▶ What is asked
Please say how many lines of the listing hold "this", with no other words in the answer.

(Stored entries)
** BEGIN **

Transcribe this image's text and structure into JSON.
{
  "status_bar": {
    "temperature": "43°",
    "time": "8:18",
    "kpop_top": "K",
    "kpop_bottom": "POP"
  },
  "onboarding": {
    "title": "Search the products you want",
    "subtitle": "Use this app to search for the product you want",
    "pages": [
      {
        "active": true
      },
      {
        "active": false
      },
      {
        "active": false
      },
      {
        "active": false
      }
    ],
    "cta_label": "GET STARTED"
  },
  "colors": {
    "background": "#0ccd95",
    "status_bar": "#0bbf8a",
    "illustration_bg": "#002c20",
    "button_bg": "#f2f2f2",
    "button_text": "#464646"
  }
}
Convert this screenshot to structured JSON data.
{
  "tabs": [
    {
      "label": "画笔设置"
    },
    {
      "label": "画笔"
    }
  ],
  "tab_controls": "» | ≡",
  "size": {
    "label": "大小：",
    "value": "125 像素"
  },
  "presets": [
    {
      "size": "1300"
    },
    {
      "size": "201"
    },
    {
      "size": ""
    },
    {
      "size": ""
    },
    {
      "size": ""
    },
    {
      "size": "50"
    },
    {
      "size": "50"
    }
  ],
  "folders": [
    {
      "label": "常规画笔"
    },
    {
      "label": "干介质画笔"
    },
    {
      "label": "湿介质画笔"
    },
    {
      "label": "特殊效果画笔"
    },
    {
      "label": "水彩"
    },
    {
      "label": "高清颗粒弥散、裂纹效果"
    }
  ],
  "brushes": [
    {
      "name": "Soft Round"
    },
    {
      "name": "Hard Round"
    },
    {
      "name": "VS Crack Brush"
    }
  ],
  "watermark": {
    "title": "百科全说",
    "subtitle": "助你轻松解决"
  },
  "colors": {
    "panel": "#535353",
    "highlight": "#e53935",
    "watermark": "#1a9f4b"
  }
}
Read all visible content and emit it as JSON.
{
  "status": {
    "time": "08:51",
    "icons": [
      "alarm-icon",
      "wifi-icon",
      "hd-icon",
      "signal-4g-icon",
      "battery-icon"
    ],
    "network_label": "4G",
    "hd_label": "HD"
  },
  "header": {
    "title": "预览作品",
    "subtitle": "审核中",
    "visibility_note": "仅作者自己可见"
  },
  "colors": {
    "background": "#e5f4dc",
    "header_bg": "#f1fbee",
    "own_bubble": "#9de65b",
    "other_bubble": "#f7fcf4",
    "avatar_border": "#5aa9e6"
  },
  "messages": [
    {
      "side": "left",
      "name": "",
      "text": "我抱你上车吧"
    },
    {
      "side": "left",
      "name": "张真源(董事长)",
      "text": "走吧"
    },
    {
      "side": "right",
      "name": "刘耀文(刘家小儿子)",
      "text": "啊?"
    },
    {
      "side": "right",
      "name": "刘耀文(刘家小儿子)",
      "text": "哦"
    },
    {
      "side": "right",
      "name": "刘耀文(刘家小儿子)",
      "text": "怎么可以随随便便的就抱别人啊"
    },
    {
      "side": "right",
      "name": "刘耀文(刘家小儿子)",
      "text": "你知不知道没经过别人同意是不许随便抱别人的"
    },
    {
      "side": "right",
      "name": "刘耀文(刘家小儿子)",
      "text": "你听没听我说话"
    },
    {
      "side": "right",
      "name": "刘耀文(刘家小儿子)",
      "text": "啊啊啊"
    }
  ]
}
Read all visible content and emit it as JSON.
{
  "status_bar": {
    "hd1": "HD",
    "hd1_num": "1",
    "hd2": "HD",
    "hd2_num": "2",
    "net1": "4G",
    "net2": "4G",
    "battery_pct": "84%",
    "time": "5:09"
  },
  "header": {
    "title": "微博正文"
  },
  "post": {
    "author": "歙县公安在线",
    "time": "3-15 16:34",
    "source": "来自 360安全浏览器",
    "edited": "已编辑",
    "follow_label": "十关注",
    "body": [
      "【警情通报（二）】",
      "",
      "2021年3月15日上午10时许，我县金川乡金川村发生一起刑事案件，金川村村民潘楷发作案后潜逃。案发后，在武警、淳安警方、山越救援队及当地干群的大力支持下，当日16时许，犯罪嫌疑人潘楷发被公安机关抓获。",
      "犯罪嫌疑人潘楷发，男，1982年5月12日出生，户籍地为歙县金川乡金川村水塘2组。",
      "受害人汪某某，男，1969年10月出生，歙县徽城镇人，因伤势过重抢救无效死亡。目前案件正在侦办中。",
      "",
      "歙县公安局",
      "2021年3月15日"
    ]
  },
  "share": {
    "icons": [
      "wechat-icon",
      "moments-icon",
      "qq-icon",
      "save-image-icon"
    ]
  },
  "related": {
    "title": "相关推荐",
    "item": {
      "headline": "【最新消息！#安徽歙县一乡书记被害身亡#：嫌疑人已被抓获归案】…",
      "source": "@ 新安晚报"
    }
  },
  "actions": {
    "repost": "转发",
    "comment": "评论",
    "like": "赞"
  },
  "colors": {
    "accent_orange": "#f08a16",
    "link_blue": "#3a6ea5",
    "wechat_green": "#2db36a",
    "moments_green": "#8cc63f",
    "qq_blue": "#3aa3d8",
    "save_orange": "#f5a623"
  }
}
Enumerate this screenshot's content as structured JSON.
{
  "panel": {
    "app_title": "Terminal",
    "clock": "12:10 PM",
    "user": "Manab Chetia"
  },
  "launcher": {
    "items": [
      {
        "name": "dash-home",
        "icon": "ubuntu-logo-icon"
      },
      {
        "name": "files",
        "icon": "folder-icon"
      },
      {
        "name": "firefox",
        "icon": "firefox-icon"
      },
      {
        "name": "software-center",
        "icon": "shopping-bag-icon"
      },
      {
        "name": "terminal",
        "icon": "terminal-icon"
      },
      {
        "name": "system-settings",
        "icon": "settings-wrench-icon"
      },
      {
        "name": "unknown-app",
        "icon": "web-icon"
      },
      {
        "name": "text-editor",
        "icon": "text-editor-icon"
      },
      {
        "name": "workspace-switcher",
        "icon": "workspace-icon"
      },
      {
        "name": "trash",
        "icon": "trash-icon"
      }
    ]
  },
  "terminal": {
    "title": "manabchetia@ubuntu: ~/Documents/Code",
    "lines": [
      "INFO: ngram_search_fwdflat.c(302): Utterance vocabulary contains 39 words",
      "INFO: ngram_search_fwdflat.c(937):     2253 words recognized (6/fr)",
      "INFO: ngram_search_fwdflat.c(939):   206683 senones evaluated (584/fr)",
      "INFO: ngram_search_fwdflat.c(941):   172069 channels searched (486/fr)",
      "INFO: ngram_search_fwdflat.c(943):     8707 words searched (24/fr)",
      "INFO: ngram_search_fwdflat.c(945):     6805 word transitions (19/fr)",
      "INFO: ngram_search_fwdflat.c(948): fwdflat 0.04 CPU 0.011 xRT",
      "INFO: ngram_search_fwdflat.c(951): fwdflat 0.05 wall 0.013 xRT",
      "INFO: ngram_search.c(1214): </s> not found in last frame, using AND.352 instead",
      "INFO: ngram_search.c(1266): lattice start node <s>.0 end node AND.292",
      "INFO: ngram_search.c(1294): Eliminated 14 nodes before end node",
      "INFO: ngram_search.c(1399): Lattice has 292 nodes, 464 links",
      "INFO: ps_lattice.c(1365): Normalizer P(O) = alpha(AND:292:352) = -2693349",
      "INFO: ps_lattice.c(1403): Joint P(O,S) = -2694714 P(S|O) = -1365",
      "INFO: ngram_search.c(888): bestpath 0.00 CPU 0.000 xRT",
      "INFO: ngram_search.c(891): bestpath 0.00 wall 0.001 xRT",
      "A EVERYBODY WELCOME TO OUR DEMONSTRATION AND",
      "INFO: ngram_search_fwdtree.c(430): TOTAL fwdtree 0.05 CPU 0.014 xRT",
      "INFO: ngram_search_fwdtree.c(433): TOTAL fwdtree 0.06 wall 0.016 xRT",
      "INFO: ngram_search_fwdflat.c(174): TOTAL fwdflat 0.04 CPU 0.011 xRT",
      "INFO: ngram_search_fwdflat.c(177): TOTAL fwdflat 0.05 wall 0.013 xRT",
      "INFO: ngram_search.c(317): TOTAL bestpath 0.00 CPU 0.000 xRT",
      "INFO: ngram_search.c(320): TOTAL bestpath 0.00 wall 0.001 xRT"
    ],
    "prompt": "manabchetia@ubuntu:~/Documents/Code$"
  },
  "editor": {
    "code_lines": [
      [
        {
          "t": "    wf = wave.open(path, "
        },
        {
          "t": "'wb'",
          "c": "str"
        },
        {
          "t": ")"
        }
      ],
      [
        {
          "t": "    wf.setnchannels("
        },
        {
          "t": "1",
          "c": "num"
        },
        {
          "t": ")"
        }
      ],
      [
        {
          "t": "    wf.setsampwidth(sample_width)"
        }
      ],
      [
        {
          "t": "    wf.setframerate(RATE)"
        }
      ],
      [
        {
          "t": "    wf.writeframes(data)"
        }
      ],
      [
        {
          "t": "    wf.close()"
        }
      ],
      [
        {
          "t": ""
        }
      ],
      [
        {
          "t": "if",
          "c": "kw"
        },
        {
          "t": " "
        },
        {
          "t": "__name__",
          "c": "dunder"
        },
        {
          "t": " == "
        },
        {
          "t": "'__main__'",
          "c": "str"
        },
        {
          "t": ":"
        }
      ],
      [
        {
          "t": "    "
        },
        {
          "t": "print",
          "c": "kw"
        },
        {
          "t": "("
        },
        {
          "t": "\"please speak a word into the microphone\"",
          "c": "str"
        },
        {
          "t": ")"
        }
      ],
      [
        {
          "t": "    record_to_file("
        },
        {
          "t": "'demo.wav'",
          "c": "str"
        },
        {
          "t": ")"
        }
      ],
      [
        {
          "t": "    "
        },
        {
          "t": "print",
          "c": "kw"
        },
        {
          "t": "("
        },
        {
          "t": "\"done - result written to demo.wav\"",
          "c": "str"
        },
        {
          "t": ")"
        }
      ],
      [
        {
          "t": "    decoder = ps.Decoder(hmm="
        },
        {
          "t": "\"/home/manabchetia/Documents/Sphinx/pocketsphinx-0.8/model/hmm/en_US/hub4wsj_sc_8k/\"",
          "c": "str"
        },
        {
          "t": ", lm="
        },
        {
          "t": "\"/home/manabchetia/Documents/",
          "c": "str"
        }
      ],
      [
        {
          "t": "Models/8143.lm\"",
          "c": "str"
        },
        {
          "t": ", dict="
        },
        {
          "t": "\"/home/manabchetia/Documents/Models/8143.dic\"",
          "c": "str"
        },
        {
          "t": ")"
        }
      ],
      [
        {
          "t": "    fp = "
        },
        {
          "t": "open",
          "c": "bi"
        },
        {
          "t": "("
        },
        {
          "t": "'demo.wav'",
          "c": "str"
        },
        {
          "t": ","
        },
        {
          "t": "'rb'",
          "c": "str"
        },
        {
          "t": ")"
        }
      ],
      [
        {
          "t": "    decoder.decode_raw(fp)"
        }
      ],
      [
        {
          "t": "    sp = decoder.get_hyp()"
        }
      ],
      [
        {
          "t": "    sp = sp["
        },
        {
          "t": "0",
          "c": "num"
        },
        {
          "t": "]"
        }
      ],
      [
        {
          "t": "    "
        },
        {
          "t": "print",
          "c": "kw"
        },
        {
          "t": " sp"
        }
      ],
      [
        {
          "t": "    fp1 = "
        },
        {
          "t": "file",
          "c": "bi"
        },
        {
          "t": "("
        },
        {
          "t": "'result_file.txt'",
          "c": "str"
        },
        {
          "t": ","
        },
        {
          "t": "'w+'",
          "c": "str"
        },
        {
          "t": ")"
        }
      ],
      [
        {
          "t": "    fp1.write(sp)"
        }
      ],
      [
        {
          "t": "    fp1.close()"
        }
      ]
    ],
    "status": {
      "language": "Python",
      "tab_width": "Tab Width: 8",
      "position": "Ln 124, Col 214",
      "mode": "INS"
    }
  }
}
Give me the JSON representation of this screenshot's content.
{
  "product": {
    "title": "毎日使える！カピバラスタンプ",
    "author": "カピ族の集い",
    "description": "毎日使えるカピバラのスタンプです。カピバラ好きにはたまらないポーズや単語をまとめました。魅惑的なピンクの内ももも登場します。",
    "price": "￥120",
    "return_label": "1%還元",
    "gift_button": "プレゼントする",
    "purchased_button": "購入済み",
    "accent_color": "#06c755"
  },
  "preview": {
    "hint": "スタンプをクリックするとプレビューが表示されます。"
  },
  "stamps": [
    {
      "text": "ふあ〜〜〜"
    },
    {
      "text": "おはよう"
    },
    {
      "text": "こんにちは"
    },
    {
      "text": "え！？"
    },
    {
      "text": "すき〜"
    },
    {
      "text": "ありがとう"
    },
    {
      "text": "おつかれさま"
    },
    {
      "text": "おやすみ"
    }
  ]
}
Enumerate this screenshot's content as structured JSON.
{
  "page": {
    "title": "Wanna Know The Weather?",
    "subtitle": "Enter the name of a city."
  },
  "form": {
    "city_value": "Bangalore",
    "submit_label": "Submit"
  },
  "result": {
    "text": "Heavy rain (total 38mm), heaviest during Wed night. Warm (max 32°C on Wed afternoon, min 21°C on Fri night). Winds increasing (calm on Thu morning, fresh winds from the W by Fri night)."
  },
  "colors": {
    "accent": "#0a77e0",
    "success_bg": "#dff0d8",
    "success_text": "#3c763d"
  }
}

** END **

▶ Complete response
6